Task ::
Tally every line featuring "name", then give that tally alone.

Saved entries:
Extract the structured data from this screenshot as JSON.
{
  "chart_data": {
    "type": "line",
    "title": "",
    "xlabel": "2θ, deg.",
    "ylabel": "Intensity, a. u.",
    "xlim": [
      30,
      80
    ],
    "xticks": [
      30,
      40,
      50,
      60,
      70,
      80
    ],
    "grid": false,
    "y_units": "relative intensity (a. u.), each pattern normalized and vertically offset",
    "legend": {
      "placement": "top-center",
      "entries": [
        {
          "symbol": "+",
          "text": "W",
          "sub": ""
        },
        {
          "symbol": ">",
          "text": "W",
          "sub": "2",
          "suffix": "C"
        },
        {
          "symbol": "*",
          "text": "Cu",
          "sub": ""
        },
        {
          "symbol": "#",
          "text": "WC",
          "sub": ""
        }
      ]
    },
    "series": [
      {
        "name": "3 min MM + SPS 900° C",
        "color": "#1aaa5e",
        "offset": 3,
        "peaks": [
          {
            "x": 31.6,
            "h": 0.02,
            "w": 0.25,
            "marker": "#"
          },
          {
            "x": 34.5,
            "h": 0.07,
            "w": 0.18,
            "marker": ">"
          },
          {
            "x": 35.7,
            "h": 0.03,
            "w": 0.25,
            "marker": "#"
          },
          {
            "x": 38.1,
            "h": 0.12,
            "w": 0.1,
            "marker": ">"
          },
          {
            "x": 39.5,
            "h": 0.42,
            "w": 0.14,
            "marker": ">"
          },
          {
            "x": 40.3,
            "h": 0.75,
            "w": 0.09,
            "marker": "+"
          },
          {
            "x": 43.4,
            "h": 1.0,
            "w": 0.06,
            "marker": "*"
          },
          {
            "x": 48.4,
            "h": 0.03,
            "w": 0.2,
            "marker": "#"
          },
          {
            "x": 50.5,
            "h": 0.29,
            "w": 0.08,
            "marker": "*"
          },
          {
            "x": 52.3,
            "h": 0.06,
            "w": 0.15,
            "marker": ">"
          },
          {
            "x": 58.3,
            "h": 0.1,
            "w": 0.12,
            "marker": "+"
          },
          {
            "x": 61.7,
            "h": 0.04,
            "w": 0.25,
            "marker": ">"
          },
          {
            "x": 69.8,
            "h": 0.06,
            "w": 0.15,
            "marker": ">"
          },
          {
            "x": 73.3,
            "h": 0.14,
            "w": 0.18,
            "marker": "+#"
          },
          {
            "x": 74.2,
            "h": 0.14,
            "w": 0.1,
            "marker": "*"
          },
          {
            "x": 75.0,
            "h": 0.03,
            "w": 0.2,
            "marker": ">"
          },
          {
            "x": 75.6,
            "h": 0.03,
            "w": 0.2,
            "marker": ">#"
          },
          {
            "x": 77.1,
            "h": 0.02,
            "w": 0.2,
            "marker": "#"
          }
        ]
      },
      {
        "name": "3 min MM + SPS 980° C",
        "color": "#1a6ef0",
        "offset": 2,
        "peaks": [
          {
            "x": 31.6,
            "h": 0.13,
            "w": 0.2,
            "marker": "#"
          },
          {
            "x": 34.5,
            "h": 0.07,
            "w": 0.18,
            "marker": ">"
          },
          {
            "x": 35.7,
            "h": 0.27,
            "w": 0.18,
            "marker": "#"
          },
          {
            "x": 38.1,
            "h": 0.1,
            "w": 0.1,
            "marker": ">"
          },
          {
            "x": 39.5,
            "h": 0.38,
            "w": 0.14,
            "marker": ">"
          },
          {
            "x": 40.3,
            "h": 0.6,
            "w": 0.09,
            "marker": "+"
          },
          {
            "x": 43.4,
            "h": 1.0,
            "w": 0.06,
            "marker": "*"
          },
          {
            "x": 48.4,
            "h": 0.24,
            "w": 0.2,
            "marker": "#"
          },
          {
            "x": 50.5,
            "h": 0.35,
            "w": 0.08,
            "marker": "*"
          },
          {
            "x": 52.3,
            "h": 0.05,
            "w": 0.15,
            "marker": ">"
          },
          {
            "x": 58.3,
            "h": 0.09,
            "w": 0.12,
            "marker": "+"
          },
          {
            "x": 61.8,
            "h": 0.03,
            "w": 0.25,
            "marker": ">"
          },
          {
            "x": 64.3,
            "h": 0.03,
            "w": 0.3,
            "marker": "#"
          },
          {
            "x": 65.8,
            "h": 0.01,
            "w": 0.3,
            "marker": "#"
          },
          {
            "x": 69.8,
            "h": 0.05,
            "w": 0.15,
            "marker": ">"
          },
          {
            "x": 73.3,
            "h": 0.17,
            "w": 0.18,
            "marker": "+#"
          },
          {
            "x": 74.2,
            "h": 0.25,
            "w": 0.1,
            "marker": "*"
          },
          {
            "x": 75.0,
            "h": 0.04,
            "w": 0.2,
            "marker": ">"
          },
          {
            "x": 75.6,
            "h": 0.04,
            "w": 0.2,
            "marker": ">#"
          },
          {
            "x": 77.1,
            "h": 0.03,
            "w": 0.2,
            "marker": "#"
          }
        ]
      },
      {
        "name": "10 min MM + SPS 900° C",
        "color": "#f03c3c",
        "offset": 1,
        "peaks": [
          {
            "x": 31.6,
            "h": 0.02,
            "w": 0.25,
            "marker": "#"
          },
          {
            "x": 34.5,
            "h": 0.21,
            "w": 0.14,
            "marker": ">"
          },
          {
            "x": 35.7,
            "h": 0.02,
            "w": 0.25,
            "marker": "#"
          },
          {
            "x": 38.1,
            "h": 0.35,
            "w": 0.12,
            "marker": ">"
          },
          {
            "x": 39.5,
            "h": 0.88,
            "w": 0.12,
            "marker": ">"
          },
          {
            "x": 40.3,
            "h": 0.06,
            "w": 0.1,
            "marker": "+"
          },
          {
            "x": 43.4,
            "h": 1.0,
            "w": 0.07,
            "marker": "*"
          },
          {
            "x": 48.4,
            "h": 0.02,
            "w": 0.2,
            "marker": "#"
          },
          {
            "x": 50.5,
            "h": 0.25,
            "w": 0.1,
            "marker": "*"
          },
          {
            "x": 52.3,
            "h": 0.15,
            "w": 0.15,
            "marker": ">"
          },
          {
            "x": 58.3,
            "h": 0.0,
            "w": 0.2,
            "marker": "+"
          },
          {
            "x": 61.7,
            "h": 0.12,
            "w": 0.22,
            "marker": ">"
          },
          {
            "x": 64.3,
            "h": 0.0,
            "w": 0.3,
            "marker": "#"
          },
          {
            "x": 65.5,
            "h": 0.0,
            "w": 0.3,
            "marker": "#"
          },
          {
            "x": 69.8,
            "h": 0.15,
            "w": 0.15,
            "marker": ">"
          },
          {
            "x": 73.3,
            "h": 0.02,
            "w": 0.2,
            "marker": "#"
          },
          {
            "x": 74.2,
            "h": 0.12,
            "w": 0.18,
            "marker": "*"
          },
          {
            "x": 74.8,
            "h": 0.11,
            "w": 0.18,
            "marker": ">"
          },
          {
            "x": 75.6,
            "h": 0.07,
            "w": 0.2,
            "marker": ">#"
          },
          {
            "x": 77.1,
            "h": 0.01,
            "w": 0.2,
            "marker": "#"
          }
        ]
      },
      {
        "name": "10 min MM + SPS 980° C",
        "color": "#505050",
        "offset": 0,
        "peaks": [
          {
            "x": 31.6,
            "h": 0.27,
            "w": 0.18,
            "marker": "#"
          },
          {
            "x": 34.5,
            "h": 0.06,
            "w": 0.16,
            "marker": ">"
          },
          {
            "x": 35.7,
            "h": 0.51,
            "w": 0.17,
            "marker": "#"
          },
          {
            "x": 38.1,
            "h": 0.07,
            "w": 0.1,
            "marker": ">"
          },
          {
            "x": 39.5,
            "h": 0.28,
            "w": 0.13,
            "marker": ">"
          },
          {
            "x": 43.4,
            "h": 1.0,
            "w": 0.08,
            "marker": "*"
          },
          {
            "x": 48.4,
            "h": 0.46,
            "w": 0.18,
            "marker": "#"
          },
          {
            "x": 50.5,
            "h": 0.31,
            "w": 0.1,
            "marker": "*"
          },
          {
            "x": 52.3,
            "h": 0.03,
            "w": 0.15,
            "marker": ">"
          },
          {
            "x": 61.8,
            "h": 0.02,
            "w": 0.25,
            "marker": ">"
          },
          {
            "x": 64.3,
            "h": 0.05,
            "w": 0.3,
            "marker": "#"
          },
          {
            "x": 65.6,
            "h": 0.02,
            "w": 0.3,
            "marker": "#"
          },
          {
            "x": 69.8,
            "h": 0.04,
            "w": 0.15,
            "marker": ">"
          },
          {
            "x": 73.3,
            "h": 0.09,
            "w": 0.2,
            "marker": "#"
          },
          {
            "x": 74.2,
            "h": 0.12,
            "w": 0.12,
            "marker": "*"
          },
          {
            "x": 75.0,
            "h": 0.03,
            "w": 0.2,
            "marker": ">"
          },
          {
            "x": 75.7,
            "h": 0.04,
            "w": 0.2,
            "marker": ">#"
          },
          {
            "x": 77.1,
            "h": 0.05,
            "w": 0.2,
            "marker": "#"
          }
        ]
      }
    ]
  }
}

The output ::
4